TASK: Select every line containing the word "populates" from the material, and copy those lines.

--- begin DATA ROWS ---

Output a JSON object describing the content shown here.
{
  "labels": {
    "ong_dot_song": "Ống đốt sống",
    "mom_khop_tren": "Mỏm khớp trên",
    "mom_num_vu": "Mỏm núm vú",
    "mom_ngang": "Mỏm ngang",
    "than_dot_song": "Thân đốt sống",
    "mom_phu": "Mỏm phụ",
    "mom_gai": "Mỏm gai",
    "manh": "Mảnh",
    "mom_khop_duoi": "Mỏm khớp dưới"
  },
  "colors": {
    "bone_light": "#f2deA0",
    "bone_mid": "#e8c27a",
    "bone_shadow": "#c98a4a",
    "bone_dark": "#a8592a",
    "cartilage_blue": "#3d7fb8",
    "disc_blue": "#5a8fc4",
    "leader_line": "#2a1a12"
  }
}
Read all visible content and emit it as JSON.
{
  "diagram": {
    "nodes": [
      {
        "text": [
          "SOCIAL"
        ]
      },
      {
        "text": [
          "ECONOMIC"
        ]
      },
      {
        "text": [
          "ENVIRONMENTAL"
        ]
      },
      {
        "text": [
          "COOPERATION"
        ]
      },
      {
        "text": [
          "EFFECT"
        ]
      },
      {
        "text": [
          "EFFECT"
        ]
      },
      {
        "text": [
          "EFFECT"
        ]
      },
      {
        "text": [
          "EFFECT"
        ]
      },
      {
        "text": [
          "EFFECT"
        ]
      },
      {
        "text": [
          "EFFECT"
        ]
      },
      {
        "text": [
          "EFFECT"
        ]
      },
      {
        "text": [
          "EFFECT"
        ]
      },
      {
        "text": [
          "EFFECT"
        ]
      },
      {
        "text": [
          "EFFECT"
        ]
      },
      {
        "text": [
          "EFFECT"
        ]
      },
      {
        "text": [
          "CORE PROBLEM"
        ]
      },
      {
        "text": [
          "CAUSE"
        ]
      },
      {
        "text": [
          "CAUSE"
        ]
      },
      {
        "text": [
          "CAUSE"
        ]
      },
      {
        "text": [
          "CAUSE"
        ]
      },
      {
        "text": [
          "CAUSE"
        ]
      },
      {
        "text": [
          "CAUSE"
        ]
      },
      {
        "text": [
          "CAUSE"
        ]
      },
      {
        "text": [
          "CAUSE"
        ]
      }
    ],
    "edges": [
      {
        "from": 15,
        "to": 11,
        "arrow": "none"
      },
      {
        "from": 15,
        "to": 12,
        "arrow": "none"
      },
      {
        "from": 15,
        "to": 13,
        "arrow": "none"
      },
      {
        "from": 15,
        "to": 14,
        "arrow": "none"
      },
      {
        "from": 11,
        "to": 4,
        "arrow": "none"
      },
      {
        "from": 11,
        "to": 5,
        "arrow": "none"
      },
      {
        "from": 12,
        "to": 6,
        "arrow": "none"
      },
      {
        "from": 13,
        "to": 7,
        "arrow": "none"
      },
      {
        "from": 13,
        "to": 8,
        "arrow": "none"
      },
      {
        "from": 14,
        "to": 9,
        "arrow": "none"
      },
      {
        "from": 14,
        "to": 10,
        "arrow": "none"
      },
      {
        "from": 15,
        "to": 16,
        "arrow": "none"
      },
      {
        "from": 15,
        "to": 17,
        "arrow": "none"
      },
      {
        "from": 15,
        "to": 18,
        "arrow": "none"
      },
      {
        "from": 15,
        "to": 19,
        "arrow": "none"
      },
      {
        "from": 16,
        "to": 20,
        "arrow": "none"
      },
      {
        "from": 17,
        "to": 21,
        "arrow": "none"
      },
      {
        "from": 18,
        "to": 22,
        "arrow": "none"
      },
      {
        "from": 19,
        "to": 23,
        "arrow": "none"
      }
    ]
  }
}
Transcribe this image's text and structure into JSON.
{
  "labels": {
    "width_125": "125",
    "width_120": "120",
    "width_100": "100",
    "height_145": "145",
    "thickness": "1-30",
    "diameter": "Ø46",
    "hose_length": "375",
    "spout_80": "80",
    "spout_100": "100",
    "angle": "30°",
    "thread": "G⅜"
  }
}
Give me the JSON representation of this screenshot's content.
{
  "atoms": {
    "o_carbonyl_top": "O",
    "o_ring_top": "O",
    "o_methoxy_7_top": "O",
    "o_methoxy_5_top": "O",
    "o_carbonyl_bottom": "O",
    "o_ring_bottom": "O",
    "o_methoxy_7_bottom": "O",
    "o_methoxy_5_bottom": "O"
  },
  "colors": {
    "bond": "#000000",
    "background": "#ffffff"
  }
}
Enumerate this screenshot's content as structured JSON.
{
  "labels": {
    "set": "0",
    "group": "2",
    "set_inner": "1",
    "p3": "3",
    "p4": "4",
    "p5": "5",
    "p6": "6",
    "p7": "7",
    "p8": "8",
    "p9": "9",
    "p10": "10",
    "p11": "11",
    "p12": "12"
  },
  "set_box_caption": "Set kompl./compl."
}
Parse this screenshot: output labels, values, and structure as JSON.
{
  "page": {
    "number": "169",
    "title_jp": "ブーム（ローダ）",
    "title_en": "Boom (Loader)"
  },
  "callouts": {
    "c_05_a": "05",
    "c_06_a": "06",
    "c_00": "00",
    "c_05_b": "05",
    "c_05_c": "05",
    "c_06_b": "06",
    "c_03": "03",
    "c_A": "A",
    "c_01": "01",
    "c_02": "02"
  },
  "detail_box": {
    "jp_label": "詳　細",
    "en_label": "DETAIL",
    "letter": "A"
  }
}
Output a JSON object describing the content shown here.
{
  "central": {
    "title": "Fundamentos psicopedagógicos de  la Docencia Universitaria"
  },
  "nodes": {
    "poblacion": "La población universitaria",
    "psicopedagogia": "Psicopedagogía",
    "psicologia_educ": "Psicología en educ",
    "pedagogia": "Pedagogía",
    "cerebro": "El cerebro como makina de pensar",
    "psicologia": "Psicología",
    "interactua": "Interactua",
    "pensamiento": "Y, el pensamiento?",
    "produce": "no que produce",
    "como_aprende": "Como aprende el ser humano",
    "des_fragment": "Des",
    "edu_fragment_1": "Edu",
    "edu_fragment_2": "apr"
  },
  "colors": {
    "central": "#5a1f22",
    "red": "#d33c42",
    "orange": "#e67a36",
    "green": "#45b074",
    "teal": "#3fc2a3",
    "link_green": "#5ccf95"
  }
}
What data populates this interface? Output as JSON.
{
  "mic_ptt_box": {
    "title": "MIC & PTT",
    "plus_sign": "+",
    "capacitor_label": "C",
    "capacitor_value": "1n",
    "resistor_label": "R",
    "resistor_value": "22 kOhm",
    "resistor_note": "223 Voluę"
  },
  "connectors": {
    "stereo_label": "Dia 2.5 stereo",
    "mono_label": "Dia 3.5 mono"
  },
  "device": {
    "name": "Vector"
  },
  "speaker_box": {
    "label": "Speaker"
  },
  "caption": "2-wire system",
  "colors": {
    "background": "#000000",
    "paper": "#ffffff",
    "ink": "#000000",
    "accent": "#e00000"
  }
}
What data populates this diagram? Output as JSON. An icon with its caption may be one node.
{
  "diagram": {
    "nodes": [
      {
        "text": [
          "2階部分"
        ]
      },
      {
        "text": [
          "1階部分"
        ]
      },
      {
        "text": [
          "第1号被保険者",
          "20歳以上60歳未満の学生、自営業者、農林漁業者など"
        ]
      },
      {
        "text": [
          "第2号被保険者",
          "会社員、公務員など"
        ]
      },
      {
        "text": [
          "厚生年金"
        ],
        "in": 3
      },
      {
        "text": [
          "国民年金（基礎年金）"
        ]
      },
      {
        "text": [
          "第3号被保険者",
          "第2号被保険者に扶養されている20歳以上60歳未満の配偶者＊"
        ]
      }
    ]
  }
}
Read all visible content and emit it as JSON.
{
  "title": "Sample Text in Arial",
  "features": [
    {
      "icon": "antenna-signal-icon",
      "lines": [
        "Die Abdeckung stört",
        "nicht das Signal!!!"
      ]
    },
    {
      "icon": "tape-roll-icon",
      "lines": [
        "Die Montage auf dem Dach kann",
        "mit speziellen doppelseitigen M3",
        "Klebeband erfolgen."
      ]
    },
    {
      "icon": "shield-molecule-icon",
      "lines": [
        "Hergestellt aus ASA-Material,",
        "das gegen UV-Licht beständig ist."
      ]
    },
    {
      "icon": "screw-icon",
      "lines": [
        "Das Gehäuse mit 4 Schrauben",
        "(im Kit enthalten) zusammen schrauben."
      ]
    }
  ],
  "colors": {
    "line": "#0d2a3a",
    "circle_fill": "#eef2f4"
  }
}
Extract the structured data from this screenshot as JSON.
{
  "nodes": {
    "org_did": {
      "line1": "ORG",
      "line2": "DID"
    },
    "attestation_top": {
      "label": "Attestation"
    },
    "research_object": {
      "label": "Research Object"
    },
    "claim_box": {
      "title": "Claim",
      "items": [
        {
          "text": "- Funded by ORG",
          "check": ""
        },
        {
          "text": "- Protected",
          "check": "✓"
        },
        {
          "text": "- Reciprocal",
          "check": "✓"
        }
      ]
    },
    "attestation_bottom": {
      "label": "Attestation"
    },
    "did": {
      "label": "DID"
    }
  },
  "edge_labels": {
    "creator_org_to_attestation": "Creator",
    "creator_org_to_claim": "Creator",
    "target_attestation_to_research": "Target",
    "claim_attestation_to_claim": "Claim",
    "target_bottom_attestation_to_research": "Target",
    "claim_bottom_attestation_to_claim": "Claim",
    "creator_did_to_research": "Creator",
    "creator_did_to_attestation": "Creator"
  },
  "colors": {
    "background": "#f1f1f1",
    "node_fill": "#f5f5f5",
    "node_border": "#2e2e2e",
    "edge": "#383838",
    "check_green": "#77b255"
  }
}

--- end DATA ROWS ---

EXERCISE OUTPUT:
What data populates this interface? Output as JSON.
What data populates this diagram? Output as JSON. An icon with its caption may be one node.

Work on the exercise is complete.